EXERCISE AIM
Gather every line in the rows below that contains the string "tick", and copy each such line in full.

Data entries
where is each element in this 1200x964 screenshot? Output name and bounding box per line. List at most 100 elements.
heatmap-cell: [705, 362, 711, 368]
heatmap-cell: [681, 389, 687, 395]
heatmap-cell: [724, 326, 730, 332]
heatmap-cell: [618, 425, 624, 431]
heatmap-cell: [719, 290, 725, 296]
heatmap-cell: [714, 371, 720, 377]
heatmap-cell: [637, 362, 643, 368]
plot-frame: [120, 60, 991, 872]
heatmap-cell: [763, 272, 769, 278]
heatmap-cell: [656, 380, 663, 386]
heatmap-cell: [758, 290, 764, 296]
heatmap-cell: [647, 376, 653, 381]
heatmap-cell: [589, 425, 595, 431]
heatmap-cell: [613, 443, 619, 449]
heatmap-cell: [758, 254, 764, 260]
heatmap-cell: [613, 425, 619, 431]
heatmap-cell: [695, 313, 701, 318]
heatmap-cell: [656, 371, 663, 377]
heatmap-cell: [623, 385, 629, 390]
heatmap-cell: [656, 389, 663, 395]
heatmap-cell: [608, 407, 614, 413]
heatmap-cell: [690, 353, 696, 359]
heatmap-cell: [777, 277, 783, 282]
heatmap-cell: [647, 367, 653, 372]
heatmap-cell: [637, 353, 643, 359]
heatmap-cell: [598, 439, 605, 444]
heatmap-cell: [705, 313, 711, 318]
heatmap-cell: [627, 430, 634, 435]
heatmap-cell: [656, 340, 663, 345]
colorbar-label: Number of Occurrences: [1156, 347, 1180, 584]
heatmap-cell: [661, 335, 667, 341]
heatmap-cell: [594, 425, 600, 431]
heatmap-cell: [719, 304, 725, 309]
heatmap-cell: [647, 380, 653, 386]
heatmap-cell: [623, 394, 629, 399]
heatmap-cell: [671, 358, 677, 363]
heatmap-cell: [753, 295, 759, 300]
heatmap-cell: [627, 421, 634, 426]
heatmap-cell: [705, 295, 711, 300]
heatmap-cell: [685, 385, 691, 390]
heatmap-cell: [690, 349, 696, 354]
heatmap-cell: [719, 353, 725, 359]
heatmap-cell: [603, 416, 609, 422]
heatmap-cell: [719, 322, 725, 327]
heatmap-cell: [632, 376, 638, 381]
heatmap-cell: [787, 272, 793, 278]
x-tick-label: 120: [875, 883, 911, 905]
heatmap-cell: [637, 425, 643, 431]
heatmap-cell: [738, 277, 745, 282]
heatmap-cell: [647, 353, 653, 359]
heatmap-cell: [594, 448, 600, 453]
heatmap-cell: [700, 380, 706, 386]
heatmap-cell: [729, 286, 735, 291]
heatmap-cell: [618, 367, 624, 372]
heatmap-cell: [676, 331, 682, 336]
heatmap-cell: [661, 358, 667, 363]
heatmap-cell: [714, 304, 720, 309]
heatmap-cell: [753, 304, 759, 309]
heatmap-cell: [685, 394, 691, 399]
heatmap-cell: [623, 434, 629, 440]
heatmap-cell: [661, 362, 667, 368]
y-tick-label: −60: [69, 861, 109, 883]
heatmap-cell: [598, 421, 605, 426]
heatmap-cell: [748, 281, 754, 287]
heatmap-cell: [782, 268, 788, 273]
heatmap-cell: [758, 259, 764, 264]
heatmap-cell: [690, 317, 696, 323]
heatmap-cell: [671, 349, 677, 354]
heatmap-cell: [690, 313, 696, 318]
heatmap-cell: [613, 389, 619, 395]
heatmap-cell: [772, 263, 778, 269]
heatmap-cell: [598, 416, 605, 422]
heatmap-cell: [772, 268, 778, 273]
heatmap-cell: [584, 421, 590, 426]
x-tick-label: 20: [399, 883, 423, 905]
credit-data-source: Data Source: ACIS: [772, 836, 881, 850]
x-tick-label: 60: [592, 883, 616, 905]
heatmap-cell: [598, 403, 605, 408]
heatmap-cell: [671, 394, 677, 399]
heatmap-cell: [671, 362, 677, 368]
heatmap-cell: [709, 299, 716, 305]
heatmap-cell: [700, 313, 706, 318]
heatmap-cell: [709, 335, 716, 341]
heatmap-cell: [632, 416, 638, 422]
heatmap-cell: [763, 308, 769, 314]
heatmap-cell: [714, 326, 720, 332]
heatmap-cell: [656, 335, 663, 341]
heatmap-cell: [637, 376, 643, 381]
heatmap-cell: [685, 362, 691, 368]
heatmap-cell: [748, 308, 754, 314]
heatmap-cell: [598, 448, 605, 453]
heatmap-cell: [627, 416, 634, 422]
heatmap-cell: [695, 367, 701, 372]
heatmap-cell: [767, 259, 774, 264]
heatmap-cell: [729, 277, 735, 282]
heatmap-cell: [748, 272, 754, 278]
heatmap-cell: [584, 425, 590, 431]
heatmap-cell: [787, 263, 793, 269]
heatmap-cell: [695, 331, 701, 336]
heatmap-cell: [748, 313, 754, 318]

THE ANSWER
x-tick-label: 120: [875, 883, 911, 905]
y-tick-label: −60: [69, 861, 109, 883]
x-tick-label: 20: [399, 883, 423, 905]
x-tick-label: 60: [592, 883, 616, 905]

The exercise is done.